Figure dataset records
╔══

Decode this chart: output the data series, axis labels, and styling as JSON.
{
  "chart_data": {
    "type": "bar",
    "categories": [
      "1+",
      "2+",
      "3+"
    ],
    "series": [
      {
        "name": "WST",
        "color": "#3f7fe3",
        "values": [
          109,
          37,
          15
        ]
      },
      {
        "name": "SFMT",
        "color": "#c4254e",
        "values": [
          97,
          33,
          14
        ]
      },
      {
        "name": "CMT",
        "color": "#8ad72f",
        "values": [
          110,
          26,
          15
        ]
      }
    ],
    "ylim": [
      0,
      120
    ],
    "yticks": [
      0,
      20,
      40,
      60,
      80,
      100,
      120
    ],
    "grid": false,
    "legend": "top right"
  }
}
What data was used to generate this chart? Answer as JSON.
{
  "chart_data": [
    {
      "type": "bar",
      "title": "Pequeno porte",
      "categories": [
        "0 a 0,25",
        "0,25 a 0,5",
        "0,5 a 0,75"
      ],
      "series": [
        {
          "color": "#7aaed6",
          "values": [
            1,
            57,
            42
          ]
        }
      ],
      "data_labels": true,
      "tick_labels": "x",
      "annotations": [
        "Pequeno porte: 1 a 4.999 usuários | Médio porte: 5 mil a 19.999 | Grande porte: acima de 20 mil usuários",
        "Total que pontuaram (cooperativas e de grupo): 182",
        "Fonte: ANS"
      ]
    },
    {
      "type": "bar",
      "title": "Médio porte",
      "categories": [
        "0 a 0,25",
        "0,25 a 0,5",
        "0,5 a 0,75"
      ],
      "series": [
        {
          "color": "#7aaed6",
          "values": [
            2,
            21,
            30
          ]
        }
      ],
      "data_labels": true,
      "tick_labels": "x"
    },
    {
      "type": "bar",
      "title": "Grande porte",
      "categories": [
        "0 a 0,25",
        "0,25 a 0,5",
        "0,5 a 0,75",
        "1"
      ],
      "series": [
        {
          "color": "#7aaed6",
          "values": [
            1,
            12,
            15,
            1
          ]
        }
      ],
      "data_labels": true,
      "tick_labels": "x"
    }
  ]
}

╚══
╔══

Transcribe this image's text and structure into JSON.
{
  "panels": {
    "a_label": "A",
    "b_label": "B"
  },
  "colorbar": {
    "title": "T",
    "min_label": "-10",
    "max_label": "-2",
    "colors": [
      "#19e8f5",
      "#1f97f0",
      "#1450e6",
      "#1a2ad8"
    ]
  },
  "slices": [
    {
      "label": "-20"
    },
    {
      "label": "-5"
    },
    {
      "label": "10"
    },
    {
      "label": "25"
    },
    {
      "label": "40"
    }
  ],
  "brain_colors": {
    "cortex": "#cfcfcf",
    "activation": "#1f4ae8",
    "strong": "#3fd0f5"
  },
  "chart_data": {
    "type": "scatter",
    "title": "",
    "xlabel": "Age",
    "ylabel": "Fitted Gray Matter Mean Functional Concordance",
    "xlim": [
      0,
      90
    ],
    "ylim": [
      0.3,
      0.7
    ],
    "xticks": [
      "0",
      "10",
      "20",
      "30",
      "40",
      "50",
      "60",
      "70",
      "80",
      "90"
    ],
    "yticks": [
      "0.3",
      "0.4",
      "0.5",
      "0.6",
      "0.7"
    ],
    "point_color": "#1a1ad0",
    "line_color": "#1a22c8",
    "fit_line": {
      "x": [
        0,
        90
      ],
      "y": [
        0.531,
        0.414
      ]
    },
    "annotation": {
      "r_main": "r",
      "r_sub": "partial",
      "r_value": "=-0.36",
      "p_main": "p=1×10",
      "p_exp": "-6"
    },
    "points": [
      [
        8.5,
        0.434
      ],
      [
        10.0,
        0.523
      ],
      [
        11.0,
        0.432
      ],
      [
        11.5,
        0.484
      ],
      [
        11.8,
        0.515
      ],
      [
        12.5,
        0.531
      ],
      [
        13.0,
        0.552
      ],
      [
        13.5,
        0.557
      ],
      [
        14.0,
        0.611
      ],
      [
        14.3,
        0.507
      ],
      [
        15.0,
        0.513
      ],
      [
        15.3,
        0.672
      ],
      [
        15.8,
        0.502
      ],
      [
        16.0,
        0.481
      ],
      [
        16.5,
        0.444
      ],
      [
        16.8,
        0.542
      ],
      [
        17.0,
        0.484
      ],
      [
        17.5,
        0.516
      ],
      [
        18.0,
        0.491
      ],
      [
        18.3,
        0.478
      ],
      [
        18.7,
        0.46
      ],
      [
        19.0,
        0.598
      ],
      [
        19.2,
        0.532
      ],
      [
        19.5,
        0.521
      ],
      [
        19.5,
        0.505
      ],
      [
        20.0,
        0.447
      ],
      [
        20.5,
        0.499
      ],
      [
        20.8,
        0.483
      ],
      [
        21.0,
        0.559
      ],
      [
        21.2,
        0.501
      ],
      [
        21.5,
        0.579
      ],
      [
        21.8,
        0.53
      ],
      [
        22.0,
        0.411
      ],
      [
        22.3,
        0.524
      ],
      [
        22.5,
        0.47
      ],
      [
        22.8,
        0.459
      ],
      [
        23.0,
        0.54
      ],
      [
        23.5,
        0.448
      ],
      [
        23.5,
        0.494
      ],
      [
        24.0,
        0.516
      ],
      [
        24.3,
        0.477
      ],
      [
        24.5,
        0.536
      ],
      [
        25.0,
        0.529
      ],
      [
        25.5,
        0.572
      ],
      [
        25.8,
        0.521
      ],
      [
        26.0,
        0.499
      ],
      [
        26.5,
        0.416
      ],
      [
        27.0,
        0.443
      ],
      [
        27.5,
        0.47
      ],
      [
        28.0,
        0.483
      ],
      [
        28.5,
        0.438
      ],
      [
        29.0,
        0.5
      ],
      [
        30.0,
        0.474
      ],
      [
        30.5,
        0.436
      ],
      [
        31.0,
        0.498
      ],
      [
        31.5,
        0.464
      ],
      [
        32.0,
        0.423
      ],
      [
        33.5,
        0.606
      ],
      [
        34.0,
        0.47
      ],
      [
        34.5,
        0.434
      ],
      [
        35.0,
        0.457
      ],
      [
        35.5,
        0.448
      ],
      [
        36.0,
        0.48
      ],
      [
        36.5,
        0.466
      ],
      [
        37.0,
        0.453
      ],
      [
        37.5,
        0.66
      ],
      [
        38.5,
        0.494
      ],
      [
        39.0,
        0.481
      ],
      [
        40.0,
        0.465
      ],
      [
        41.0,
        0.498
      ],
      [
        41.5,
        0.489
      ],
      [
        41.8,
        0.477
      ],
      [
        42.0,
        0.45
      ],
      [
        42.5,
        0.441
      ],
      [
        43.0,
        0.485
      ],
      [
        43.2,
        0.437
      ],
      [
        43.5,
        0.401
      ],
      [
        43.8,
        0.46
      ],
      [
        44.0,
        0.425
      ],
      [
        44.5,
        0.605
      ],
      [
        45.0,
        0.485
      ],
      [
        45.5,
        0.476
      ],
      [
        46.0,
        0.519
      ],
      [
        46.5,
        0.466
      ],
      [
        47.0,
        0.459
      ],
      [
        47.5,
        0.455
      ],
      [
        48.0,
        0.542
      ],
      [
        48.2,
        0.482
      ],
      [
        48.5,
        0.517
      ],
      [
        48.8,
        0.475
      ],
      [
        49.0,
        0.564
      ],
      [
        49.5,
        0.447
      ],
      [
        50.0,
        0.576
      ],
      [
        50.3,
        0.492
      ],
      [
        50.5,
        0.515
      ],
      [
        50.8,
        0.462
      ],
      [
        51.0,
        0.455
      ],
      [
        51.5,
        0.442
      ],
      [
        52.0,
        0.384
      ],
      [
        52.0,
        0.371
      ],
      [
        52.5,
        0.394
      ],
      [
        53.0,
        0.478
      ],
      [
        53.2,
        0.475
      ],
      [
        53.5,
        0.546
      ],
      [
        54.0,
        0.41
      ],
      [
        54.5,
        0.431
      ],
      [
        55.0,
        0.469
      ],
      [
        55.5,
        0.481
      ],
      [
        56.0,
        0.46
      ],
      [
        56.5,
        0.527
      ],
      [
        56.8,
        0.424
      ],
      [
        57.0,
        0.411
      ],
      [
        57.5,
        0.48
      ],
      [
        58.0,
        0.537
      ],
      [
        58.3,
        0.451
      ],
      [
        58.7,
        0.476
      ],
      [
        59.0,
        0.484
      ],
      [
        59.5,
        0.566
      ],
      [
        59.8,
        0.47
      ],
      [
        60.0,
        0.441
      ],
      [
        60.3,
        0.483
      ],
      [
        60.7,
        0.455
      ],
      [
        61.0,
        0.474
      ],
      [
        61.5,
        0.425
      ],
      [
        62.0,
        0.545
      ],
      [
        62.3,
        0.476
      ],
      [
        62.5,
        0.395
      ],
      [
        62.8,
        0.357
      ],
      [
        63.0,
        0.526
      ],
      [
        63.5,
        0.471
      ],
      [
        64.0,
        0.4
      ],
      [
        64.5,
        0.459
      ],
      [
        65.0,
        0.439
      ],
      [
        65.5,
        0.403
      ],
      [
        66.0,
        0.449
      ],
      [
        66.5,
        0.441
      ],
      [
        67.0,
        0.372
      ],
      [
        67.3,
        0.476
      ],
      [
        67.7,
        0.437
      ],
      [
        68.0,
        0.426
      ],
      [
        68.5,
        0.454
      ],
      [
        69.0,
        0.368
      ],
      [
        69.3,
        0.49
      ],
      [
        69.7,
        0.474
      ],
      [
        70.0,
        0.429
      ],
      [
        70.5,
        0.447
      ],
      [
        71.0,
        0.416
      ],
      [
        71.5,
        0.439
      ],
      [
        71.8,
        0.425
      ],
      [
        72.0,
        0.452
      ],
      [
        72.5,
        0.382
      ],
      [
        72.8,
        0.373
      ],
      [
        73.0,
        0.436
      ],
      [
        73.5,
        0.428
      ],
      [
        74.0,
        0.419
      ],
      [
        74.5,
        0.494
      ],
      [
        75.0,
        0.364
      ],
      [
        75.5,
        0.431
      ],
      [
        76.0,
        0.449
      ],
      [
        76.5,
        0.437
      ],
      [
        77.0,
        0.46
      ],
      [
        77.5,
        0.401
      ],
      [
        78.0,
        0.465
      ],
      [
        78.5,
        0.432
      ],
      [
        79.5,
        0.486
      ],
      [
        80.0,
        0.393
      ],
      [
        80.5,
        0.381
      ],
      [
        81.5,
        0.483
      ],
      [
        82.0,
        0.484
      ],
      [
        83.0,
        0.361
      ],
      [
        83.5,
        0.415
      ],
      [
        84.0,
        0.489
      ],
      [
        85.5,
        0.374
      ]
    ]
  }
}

╚══
╔══

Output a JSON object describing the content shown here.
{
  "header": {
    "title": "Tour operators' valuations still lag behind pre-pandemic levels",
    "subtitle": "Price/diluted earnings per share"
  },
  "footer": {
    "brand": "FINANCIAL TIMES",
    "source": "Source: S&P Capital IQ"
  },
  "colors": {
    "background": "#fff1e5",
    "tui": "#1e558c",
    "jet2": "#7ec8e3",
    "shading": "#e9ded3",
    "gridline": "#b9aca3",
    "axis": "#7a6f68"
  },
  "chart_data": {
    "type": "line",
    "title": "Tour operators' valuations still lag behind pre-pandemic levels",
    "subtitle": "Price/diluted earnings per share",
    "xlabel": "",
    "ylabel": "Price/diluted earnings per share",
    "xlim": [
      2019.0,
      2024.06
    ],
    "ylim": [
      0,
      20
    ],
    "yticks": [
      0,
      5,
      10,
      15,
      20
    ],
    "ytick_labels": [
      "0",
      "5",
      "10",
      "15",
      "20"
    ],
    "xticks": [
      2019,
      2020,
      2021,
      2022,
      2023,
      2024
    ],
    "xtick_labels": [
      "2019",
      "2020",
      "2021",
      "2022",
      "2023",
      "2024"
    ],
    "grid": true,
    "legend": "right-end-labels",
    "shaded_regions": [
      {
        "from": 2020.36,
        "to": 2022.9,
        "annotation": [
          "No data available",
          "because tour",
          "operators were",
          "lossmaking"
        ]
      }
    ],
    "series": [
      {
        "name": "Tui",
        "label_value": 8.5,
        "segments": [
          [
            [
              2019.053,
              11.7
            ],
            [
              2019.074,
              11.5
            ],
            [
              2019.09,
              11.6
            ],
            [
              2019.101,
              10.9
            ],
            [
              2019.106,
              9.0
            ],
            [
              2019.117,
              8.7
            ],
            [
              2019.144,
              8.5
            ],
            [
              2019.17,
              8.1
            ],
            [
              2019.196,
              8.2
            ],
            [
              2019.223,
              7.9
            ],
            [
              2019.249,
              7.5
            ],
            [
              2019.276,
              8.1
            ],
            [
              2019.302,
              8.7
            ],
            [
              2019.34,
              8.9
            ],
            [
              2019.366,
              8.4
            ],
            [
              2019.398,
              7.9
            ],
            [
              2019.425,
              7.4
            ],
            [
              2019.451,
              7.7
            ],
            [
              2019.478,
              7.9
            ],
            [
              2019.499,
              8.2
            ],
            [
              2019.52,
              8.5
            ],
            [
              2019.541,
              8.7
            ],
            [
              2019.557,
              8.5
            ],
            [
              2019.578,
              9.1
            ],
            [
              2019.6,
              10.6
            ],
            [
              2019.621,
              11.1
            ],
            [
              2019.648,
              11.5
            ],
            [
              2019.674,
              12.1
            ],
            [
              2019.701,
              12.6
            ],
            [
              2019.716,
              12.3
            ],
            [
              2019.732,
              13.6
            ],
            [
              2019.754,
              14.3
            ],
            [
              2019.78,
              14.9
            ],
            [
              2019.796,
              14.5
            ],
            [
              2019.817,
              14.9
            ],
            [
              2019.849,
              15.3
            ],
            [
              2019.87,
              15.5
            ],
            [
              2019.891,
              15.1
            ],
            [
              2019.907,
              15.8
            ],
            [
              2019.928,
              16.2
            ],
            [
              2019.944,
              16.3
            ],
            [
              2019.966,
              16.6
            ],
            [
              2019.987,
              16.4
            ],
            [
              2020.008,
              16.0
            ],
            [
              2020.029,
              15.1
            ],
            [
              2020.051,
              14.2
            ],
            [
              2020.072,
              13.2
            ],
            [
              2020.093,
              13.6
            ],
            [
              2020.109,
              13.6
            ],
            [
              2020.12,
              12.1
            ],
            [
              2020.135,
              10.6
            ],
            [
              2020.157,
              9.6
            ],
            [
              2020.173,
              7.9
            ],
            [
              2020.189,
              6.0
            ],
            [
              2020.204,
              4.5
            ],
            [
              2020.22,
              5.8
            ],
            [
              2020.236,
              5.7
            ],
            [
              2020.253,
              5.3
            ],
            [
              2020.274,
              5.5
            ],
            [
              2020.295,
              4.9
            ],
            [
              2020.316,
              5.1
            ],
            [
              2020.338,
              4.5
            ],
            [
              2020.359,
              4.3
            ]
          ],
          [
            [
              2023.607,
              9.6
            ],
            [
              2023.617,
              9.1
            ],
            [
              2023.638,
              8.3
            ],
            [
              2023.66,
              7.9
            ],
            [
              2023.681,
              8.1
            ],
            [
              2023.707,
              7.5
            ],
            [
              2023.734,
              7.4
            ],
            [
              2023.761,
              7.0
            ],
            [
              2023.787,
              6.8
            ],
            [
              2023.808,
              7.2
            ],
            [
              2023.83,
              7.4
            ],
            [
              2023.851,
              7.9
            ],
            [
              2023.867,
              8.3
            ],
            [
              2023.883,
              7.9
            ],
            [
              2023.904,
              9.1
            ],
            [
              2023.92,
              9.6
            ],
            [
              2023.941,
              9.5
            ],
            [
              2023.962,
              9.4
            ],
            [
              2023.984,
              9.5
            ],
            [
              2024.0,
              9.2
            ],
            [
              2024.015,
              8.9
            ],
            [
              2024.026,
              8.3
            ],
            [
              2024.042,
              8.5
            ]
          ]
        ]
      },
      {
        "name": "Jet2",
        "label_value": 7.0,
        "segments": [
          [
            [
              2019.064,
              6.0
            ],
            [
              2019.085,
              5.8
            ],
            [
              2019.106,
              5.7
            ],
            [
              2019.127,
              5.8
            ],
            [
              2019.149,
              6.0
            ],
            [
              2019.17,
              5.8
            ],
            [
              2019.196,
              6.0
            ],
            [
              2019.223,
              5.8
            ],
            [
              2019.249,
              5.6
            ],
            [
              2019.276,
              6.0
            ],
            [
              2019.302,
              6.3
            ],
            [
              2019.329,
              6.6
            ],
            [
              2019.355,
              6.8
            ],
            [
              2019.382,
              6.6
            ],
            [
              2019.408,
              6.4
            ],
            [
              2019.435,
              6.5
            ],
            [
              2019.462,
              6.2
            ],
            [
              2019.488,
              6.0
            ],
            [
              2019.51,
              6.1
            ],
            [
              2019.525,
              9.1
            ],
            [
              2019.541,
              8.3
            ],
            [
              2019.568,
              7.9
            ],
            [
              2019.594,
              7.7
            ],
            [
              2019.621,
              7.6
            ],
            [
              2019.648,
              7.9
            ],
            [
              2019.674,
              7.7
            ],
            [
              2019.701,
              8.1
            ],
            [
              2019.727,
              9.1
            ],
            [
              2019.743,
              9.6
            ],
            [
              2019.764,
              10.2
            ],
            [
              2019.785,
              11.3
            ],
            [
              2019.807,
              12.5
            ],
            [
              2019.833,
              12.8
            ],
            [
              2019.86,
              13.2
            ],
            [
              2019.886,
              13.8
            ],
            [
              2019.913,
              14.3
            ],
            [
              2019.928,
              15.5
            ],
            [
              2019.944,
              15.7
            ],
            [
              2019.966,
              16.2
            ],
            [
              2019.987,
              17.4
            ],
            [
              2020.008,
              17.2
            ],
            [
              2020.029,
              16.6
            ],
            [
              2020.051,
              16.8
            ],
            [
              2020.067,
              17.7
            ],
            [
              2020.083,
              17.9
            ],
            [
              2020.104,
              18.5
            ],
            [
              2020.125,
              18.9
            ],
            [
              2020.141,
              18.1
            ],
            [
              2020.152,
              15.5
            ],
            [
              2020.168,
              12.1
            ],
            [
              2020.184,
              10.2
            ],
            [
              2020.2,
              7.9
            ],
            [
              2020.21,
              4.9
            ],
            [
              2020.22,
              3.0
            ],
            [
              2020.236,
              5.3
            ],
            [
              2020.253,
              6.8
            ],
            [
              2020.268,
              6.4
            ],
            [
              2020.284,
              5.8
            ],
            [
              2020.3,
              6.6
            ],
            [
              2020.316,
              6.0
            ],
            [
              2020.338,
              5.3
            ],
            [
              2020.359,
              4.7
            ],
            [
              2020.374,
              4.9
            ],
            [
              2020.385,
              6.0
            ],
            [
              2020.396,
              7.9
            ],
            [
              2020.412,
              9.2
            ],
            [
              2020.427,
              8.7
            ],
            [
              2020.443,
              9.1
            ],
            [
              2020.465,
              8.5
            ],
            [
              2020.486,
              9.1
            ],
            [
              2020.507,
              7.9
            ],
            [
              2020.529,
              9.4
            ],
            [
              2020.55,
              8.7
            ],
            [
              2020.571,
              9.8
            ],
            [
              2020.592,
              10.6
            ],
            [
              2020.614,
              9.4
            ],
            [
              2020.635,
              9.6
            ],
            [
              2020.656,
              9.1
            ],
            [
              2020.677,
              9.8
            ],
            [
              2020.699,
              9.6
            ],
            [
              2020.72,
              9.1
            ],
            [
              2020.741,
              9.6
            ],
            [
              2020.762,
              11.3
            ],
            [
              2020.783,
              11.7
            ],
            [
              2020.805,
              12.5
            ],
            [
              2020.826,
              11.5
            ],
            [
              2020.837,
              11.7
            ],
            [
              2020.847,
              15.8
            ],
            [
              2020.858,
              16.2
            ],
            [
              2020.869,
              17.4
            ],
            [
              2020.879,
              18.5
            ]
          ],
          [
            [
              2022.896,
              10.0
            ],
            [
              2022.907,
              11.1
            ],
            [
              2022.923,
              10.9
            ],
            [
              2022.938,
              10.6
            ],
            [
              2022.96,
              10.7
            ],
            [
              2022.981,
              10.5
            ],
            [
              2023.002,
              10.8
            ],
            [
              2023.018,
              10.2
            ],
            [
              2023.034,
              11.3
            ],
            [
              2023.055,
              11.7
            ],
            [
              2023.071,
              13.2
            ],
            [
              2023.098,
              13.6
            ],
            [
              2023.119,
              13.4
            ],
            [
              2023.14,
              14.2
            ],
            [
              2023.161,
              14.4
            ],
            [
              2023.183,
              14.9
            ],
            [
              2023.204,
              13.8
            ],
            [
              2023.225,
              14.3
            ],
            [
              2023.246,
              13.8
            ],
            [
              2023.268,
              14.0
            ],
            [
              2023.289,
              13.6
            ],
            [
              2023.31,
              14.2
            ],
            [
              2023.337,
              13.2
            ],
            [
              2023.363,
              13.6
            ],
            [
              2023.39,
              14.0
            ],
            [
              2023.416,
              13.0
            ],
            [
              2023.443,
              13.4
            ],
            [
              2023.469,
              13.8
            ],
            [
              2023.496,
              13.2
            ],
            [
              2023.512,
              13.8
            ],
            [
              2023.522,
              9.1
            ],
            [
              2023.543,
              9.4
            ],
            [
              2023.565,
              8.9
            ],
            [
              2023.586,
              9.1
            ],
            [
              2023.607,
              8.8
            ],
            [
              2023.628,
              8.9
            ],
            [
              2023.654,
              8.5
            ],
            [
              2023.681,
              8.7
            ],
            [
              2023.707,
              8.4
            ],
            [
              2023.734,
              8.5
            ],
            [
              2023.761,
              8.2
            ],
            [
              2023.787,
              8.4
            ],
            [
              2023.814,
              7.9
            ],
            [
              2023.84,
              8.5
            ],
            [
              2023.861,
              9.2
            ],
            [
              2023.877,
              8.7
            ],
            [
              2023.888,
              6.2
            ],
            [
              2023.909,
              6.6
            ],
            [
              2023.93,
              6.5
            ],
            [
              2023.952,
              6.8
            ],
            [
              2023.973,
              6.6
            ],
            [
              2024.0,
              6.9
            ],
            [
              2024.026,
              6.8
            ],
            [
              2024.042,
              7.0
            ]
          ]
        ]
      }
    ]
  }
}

╚══

• [PROBLEM TO WORK ON]:
Look through the data above. Each line containing the word "ylabel" needs to be copied.

• [EXPECTED OUTPUT]:
    "ylabel": "Fitted Gray Matter Mean Functional Concordance",
    "ylabel": "Price/diluted earnings per share",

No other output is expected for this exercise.